§ **SHORT PROBLEM**
Copy every line of the records below where the word "name" occurs.

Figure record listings
-- Begin --

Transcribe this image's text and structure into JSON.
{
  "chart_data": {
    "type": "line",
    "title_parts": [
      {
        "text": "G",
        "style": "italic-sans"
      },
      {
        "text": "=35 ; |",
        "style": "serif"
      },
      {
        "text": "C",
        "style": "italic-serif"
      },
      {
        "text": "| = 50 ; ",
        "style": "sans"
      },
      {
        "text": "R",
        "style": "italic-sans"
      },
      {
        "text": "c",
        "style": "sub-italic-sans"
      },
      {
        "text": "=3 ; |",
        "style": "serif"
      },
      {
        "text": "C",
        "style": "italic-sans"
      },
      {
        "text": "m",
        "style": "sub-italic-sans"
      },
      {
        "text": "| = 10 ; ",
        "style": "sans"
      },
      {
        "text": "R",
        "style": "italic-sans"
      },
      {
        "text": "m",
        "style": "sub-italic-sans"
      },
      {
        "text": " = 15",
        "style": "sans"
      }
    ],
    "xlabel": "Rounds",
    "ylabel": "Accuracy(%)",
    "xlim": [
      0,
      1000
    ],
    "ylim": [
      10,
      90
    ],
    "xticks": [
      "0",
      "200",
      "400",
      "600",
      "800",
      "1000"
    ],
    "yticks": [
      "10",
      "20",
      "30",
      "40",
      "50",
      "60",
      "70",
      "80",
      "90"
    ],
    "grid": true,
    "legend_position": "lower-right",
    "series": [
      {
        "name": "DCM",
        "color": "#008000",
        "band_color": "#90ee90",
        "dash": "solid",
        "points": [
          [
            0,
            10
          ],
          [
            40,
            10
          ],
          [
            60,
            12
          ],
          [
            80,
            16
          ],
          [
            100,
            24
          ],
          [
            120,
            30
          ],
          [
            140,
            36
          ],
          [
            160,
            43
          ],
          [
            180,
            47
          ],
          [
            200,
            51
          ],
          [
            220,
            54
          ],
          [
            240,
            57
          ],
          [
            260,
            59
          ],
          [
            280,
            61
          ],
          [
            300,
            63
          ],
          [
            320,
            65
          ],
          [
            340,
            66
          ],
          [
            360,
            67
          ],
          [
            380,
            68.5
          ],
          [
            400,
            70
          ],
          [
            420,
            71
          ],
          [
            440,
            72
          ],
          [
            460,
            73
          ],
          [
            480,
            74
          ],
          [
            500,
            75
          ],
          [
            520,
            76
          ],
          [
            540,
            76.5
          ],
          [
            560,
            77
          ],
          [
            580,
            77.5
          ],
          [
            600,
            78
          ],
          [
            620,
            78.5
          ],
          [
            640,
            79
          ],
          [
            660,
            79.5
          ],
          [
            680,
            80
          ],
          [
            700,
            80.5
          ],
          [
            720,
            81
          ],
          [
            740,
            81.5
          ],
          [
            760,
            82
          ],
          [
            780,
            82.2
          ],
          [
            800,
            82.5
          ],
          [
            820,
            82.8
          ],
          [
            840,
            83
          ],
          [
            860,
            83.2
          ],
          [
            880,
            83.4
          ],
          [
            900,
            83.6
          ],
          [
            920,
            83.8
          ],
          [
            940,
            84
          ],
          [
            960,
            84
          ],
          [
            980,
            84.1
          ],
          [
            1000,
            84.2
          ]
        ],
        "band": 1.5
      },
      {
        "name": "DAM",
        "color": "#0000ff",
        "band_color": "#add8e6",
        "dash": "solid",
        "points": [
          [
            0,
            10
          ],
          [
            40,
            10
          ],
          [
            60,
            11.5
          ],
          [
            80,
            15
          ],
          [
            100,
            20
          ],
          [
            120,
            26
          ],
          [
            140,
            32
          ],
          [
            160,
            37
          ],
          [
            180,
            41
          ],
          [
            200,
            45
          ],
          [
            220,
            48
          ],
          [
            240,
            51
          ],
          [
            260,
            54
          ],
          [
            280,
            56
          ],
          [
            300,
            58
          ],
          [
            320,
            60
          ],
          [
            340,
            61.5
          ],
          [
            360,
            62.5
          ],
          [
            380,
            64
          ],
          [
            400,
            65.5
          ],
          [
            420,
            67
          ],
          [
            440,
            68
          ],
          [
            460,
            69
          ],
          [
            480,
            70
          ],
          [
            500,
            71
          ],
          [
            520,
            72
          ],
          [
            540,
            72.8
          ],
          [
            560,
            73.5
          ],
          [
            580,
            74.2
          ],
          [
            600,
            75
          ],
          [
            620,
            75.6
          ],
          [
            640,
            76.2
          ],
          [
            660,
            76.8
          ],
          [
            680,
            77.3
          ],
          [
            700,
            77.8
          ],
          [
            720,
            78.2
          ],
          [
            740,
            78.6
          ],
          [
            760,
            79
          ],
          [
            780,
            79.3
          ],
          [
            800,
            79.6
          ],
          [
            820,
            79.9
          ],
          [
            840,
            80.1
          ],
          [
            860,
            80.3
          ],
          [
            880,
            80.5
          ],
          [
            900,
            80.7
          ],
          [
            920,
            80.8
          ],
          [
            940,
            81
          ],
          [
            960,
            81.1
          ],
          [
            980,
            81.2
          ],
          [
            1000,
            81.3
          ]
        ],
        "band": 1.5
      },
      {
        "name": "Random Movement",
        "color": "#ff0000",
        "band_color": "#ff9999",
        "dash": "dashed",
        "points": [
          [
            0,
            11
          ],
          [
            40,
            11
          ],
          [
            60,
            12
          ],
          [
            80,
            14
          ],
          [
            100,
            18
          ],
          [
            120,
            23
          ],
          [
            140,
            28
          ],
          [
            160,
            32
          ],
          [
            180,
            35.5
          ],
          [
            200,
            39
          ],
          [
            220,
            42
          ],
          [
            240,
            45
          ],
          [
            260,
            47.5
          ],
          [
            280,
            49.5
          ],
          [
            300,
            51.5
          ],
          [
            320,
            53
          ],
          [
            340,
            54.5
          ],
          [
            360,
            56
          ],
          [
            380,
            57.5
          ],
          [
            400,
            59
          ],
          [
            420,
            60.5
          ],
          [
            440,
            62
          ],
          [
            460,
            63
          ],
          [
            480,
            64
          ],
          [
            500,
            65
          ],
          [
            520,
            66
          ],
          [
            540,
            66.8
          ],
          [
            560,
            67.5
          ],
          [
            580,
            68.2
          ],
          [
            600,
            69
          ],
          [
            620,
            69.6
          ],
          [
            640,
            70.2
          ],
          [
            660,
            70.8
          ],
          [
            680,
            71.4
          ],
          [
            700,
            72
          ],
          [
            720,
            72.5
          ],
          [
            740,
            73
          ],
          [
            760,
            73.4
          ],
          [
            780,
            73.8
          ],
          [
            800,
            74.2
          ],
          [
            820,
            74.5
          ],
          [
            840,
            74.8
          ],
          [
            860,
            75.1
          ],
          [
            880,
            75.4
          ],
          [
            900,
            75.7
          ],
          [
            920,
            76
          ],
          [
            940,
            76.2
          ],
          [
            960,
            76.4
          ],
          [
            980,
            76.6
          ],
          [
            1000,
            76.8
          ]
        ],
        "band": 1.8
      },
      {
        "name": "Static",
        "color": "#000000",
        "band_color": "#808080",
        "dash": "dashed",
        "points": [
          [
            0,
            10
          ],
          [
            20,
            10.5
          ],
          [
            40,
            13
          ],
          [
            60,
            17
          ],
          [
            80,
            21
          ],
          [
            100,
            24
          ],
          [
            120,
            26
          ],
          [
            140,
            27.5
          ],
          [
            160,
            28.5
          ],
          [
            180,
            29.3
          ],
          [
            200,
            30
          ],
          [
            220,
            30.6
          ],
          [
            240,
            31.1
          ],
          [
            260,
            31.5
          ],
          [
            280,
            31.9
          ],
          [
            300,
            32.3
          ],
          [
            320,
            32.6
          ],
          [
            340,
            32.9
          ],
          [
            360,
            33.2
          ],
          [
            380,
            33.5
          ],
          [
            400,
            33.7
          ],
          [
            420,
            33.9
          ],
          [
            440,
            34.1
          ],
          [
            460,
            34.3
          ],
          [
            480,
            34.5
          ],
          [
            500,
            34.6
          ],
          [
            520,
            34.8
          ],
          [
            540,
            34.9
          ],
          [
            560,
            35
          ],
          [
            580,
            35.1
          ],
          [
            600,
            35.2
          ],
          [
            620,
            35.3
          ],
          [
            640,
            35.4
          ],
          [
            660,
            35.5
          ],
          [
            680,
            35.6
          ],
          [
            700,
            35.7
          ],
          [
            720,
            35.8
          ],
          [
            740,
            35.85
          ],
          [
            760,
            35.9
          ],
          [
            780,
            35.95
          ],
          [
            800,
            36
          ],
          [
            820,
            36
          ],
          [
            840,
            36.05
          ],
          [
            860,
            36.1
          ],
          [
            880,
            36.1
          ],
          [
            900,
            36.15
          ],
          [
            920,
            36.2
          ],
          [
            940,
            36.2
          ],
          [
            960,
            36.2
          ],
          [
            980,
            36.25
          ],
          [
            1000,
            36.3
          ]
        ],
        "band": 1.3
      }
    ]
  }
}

-- End --

§ **THE RESPONSE**
        "name": "DCM",
        "name": "DAM",
        "name": "Random Movement",
        "name": "Static",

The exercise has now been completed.